■ EXCERPTED RECORDS ■
━━━━━━━━━━

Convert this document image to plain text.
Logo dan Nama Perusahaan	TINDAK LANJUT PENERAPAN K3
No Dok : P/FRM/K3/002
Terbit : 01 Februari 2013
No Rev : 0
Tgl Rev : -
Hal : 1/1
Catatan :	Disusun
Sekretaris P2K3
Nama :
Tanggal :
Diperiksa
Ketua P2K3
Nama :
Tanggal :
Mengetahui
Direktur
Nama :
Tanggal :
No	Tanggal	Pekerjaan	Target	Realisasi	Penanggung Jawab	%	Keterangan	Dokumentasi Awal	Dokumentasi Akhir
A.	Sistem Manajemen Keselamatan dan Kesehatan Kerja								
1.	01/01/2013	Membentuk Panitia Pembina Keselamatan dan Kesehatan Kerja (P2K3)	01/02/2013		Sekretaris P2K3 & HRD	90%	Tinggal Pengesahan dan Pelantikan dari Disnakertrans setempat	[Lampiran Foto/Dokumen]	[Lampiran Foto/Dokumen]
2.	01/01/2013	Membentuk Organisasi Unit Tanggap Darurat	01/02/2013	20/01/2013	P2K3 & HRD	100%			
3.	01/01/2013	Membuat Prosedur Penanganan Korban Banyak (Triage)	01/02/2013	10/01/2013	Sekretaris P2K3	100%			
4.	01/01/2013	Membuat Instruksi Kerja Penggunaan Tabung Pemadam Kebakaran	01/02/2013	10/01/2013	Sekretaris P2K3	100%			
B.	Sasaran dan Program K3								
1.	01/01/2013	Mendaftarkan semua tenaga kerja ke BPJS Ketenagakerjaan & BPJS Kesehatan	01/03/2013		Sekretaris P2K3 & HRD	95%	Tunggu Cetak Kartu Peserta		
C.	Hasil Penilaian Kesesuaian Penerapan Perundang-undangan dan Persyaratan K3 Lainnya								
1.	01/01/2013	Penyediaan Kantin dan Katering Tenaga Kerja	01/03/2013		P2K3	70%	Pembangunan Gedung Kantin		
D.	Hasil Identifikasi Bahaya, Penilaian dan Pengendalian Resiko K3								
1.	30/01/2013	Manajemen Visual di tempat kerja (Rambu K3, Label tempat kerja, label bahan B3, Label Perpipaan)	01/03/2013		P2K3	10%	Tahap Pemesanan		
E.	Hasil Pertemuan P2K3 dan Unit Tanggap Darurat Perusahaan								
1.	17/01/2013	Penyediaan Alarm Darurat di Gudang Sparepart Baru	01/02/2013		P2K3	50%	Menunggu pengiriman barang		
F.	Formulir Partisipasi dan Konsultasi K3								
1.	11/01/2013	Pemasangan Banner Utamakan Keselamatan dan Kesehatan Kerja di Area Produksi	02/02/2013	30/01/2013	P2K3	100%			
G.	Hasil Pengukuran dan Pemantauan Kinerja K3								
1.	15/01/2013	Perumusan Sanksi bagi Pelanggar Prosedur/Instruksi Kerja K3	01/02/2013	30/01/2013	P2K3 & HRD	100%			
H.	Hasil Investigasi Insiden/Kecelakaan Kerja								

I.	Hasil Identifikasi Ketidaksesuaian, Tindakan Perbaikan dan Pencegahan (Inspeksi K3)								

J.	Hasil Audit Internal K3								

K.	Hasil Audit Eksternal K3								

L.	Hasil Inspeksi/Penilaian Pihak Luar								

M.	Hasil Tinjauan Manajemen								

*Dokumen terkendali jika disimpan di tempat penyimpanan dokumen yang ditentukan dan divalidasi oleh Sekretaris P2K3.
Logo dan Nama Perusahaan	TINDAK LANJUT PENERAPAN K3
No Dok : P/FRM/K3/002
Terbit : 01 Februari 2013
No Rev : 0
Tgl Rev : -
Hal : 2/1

━━━━━━━━━━

■ TASK BRIEF ■
Quote every line of the data, word for word.

■ FINISHED EXERCISE ■
Convert this document image to plain text.
Logo dan Nama Perusahaan	TINDAK LANJUT PENERAPAN K3
No Dok : P/FRM/K3/002
Terbit : 01 Februari 2013
No Rev : 0
Tgl Rev : -
Hal : 1/1
Catatan :	Disusun
Sekretaris P2K3
Nama :
Tanggal :
Diperiksa
Ketua P2K3
Nama :
Tanggal :
Mengetahui
Direktur
Nama :
Tanggal :
No	Tanggal	Pekerjaan	Target	Realisasi	Penanggung Jawab	%	Keterangan	Dokumentasi Awal	Dokumentasi Akhir
A.	Sistem Manajemen Keselamatan dan Kesehatan Kerja								
1.	01/01/2013	Membentuk Panitia Pembina Keselamatan dan Kesehatan Kerja (P2K3)	01/02/2013		Sekretaris P2K3 & HRD	90%	Tinggal Pengesahan dan Pelantikan dari Disnakertrans setempat	[Lampiran Foto/Dokumen]	[Lampiran Foto/Dokumen]
2.	01/01/2013	Membentuk Organisasi Unit Tanggap Darurat	01/02/2013	20/01/2013	P2K3 & HRD	100%			
3.	01/01/2013	Membuat Prosedur Penanganan Korban Banyak (Triage)	01/02/2013	10/01/2013	Sekretaris P2K3	100%			
4.	01/01/2013	Membuat Instruksi Kerja Penggunaan Tabung Pemadam Kebakaran	01/02/2013	10/01/2013	Sekretaris P2K3	100%			
B.	Sasaran dan Program K3								
1.	01/01/2013	Mendaftarkan semua tenaga kerja ke BPJS Ketenagakerjaan & BPJS Kesehatan	01/03/2013		Sekretaris P2K3 & HRD	95%	Tunggu Cetak Kartu Peserta		
C.	Hasil Penilaian Kesesuaian Penerapan Perundang-undangan dan Persyaratan K3 Lainnya								
1.	01/01/2013	Penyediaan Kantin dan Katering Tenaga Kerja	01/03/2013		P2K3	70%	Pembangunan Gedung Kantin		
D.	Hasil Identifikasi Bahaya, Penilaian dan Pengendalian Resiko K3								
1.	30/01/2013	Manajemen Visual di tempat kerja (Rambu K3, Label tempat kerja, label bahan B3, Label Perpipaan)	01/03/2013		P2K3	10%	Tahap Pemesanan		
E.	Hasil Pertemuan P2K3 dan Unit Tanggap Darurat Perusahaan								
1.	17/01/2013	Penyediaan Alarm Darurat di Gudang Sparepart Baru	01/02/2013		P2K3	50%	Menunggu pengiriman barang		
F.	Formulir Partisipasi dan Konsultasi K3								
1.	11/01/2013	Pemasangan Banner Utamakan Keselamatan dan Kesehatan Kerja di Area Produksi	02/02/2013	30/01/2013	P2K3	100%			
G.	Hasil Pengukuran dan Pemantauan Kinerja K3								
1.	15/01/2013	Perumusan Sanksi bagi Pelanggar Prosedur/Instruksi Kerja K3	01/02/2013	30/01/2013	P2K3 & HRD	100%			
H.	Hasil Investigasi Insiden/Kecelakaan Kerja								

I.	Hasil Identifikasi Ketidaksesuaian, Tindakan Perbaikan dan Pencegahan (Inspeksi K3)								

J.	Hasil Audit Internal K3								

K.	Hasil Audit Eksternal K3								

L.	Hasil Inspeksi/Penilaian Pihak Luar								

M.	Hasil Tinjauan Manajemen								

*Dokumen terkendali jika disimpan di tempat penyimpanan dokumen yang ditentukan dan divalidasi oleh Sekretaris P2K3.
Logo dan Nama Perusahaan	TINDAK LANJUT PENERAPAN K3
No Dok : P/FRM/K3/002
Terbit : 01 Februari 2013
No Rev : 0
Tgl Rev : -
Hal : 2/1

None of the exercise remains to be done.